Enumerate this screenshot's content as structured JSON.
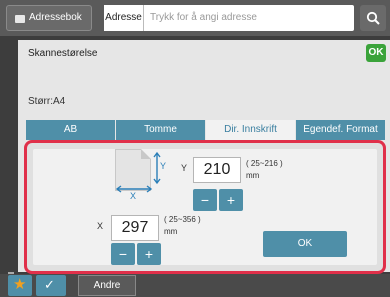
{
  "topbar": {
    "address_book_label": "Adressebok",
    "address_tag": "Adresse",
    "address_placeholder": "Trykk for å angi adresse"
  },
  "panel": {
    "title": "Skannestørelse",
    "ok_label": "OK",
    "size_line": "Størr:A4",
    "tabs": [
      "AB",
      "Tomme",
      "Dir. Innskrift",
      "Egendef. Format"
    ],
    "active_tab": 2
  },
  "dialog": {
    "y_label": "Y",
    "y_value": "210",
    "y_range": "( 25~216 )",
    "y_unit": "mm",
    "x_label": "X",
    "x_value": "297",
    "x_range": "( 25~356 )",
    "x_unit": "mm",
    "minus": "−",
    "plus": "+",
    "ok_label": "OK"
  },
  "bottombar": {
    "other_label": "Andre"
  },
  "colors": {
    "accent": "#4f8fa8",
    "highlight": "#e0304a",
    "ok_green": "#3aa33a",
    "star": "#f0a020"
  }
}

=-=-=-=-=

→ What to work on
Restate the records above in full, word for word. Keep pictures out.

→ Output below
Enumerate this screenshot's content as structured JSON.
{
  "topbar": {
    "address_book_label": "Adressebok",
    "address_tag": "Adresse",
    "address_placeholder": "Trykk for å angi adresse"
  },
  "panel": {
    "title": "Skannestørelse",
    "ok_label": "OK",
    "size_line": "Størr:A4",
    "tabs": [
      "AB",
      "Tomme",
      "Dir. Innskrift",
      "Egendef. Format"
    ],
    "active_tab": 2
  },
  "dialog": {
    "y_label": "Y",
    "y_value": "210",
    "y_range": "( 25~216 )",
    "y_unit": "mm",
    "x_label": "X",
    "x_value": "297",
    "x_range": "( 25~356 )",
    "x_unit": "mm",
    "minus": "−",
    "plus": "+",
    "ok_label": "OK"
  },
  "bottombar": {
    "other_label": "Andre"
  },
  "colors": {
    "accent": "#4f8fa8",
    "highlight": "#e0304a",
    "ok_green": "#3aa33a",
    "star": "#f0a020"
  }
}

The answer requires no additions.